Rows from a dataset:
* * * * * * *

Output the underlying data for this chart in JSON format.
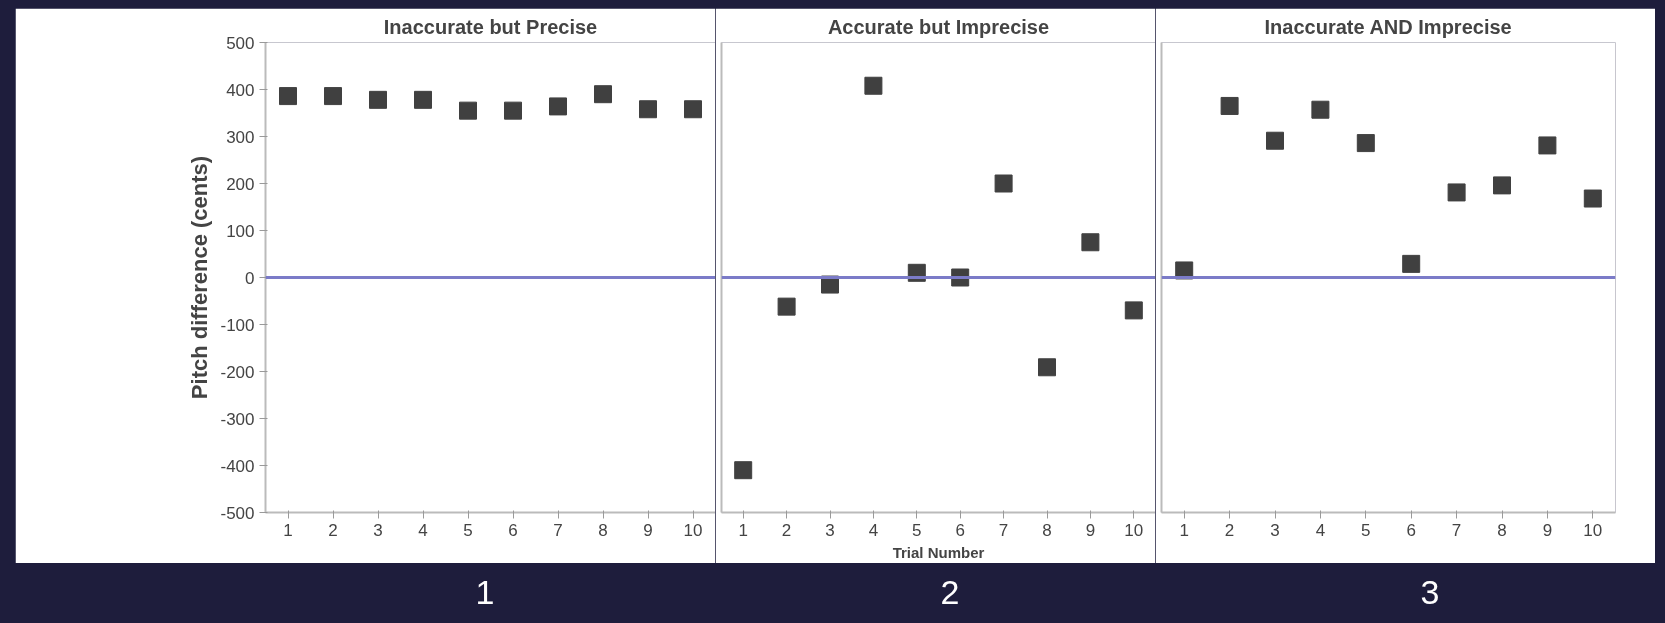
{
  "chart_data": [
    {
      "type": "scatter",
      "title": "Inaccurate but Precise",
      "ylabel": "Pitch difference (cents)",
      "marker": "square",
      "x": [
        1,
        2,
        3,
        4,
        5,
        6,
        7,
        8,
        9,
        10
      ],
      "series": [
        {
          "color": "#404040",
          "values": [
            386,
            386,
            378,
            378,
            355,
            355,
            364,
            390,
            358,
            358
          ]
        }
      ],
      "xlim": [
        0.5,
        10.5
      ],
      "xticks": [
        1,
        2,
        3,
        4,
        5,
        6,
        7,
        8,
        9,
        10
      ],
      "ylim": [
        -500,
        500
      ],
      "yticks": [
        -500,
        -400,
        -300,
        -200,
        -100,
        0,
        100,
        200,
        300,
        400,
        500
      ],
      "ref_lines": [
        {
          "axis": "y",
          "value": 0,
          "color": "#7b7bc8"
        }
      ],
      "annotations": [
        "1"
      ]
    },
    {
      "type": "scatter",
      "title": "Accurate but Imprecise",
      "xlabel": "Trial Number",
      "marker": "square",
      "x": [
        1,
        2,
        3,
        4,
        5,
        6,
        7,
        8,
        9,
        10
      ],
      "series": [
        {
          "color": "#404040",
          "values": [
            -410,
            -62,
            -15,
            408,
            10,
            0,
            200,
            -191,
            75,
            -70
          ]
        }
      ],
      "xlim": [
        0.5,
        10.5
      ],
      "xticks": [
        1,
        2,
        3,
        4,
        5,
        6,
        7,
        8,
        9,
        10
      ],
      "ylim": [
        -500,
        500
      ],
      "yticks": [
        -500,
        -400,
        -300,
        -200,
        -100,
        0,
        100,
        200,
        300,
        400,
        500
      ],
      "tick_labels": "x",
      "ref_lines": [
        {
          "axis": "y",
          "value": 0,
          "color": "#7b7bc8"
        }
      ],
      "annotations": [
        "2"
      ]
    },
    {
      "type": "scatter",
      "title": "Inaccurate AND Imprecise",
      "marker": "square",
      "x": [
        1,
        2,
        3,
        4,
        5,
        6,
        7,
        8,
        9,
        10
      ],
      "series": [
        {
          "color": "#404040",
          "values": [
            15,
            365,
            291,
            357,
            286,
            29,
            181,
            196,
            281,
            168
          ]
        }
      ],
      "xlim": [
        0.5,
        10.5
      ],
      "xticks": [
        1,
        2,
        3,
        4,
        5,
        6,
        7,
        8,
        9,
        10
      ],
      "ylim": [
        -500,
        500
      ],
      "yticks": [
        -500,
        -400,
        -300,
        -200,
        -100,
        0,
        100,
        200,
        300,
        400,
        500
      ],
      "tick_labels": "x",
      "ref_lines": [
        {
          "axis": "y",
          "value": 0,
          "color": "#7b7bc8"
        }
      ],
      "annotations": [
        "3"
      ]
    }
  ]
}
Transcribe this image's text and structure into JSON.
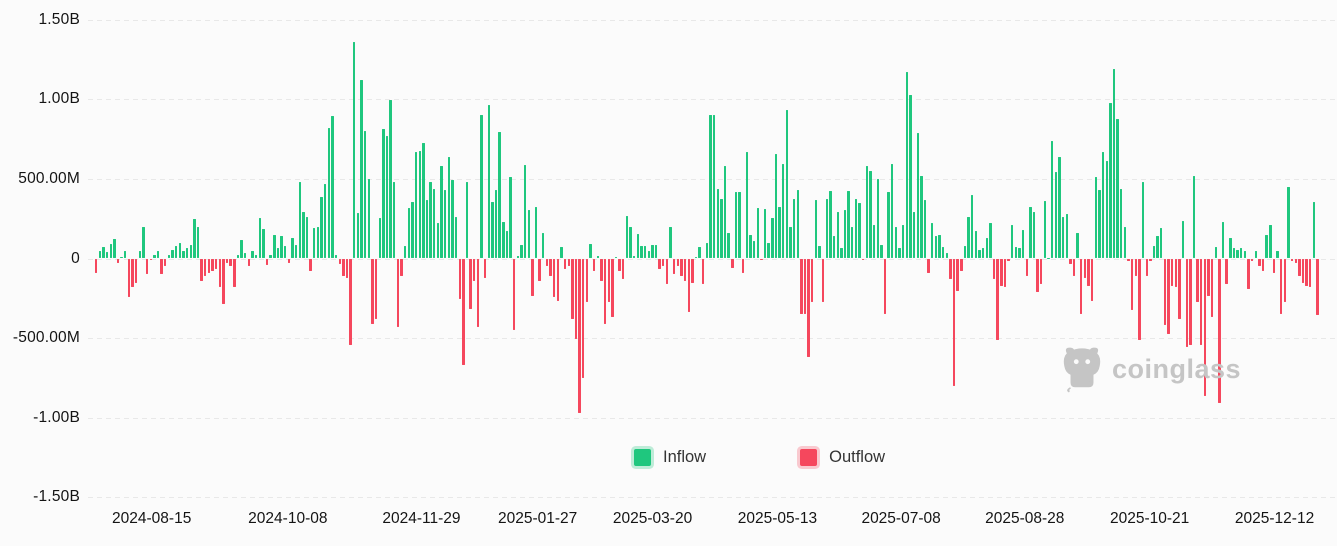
{
  "chart": {
    "watermark": "coinglass",
    "background_color": "#fbfbfb",
    "grid_color": "#e8e8e8",
    "axis_text_color": "#141414"
  },
  "chart_data": {
    "type": "bar",
    "title": "",
    "xlabel": "",
    "ylabel": "",
    "unit_note": "daily net flow, millions USD; positive = Inflow (green), negative = Outflow (red)",
    "legend": [
      {
        "label": "Inflow",
        "color": "#1fc77e"
      },
      {
        "label": "Outflow",
        "color": "#f5475d"
      }
    ],
    "legend_position": "bottom-center-inside",
    "grid": "dashed-horizontal",
    "ylim_millions": [
      -1500,
      1500
    ],
    "y_ticks": [
      {
        "label": "1.50B",
        "value": 1500
      },
      {
        "label": "1.00B",
        "value": 1000
      },
      {
        "label": "500.00M",
        "value": 500
      },
      {
        "label": "0",
        "value": 0
      },
      {
        "label": "-500.00M",
        "value": -500
      },
      {
        "label": "-1.00B",
        "value": -1000
      },
      {
        "label": "-1.50B",
        "value": -1500
      }
    ],
    "x_ticks": [
      {
        "label": "2024-08-15",
        "pos_pct": 5.1
      },
      {
        "label": "2024-10-08",
        "pos_pct": 16.0
      },
      {
        "label": "2024-11-29",
        "pos_pct": 26.7
      },
      {
        "label": "2025-01-27",
        "pos_pct": 36.0
      },
      {
        "label": "2025-03-20",
        "pos_pct": 45.2
      },
      {
        "label": "2025-05-13",
        "pos_pct": 55.2
      },
      {
        "label": "2025-07-08",
        "pos_pct": 65.1
      },
      {
        "label": "2025-08-28",
        "pos_pct": 75.0
      },
      {
        "label": "2025-10-21",
        "pos_pct": 85.0
      },
      {
        "label": "2025-12-12",
        "pos_pct": 95.0
      }
    ],
    "values_millions": [
      -89,
      45,
      70,
      39,
      91,
      124,
      -31,
      8,
      45,
      -244,
      -182,
      -151,
      50,
      197,
      -95,
      -10,
      25,
      45,
      -99,
      -48,
      25,
      56,
      77,
      97,
      45,
      66,
      87,
      246,
      195,
      -141,
      -110,
      -89,
      -79,
      -68,
      -182,
      -286,
      -27,
      -48,
      -182,
      25,
      118,
      35,
      -48,
      45,
      21,
      257,
      186,
      -41,
      21,
      149,
      66,
      139,
      77,
      -30,
      128,
      87,
      481,
      294,
      263,
      -79,
      190,
      201,
      387,
      470,
      822,
      894,
      25,
      -37,
      -110,
      -120,
      -545,
      1360,
      284,
      1122,
      801,
      501,
      -410,
      -379,
      253,
      812,
      770,
      998,
      480,
      -431,
      -110,
      77,
      315,
      356,
      667,
      677,
      729,
      366,
      480,
      439,
      222,
      584,
      428,
      636,
      491,
      263,
      -255,
      -669,
      480,
      -317,
      -141,
      -430,
      905,
      -120,
      967,
      356,
      429,
      795,
      232,
      170,
      511,
      -451,
      15,
      87,
      588,
      304,
      -234,
      325,
      -141,
      159,
      -48,
      -110,
      -244,
      -265,
      70,
      -68,
      -48,
      -379,
      -509,
      -969,
      -751,
      -275,
      91,
      -79,
      15,
      -141,
      -410,
      -275,
      -368,
      10,
      -79,
      -130,
      269,
      201,
      15,
      153,
      77,
      77,
      45,
      87,
      87,
      -68,
      -48,
      -162,
      201,
      -99,
      -48,
      -110,
      -141,
      -337,
      -151,
      8,
      70,
      -162,
      97,
      905,
      905,
      439,
      377,
      584,
      159,
      -58,
      418,
      418,
      -89,
      667,
      149,
      112,
      315,
      -12,
      310,
      97,
      253,
      656,
      325,
      594,
      936,
      201,
      377,
      428,
      -348,
      -348,
      -617,
      -275,
      366,
      77,
      -275,
      377,
      422,
      139,
      294,
      66,
      304,
      422,
      201,
      377,
      352,
      -10,
      584,
      553,
      211,
      501,
      87,
      -348,
      418,
      594,
      201,
      66,
      211,
      1174,
      1029,
      294,
      791,
      522,
      366,
      -89,
      222,
      139,
      149,
      70,
      35,
      -130,
      -803,
      -203,
      -79,
      77,
      263,
      397,
      170,
      56,
      66,
      128,
      222,
      -130,
      -513,
      -172,
      -182,
      -17,
      211,
      70,
      66,
      180,
      -110,
      325,
      294,
      -213,
      -162,
      360,
      5,
      739,
      546,
      636,
      263,
      277,
      -37,
      -110,
      159,
      -348,
      -120,
      -172,
      -265,
      512,
      428,
      667,
      615,
      977,
      1194,
      878,
      439,
      201,
      -17,
      -327,
      -110,
      -513,
      480,
      -110,
      -17,
      77,
      139,
      194,
      -420,
      -472,
      -172,
      -182,
      -379,
      236,
      -555,
      -545,
      522,
      -275,
      -545,
      -865,
      -234,
      -368,
      70,
      -907,
      232,
      -162,
      128,
      66,
      56,
      66,
      45,
      -192,
      -17,
      45,
      -48,
      -79,
      149,
      211,
      -89,
      45,
      -348,
      -275,
      450,
      -17,
      -27,
      -110,
      -151,
      -172,
      -182,
      354,
      -353
    ]
  }
}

* * * * * * *

EXERCISE OBJECTIVE :: Work out how many lines of the material above contain the word "Inflow", then give only that figure.

EXERCISE RESPONSE :: 2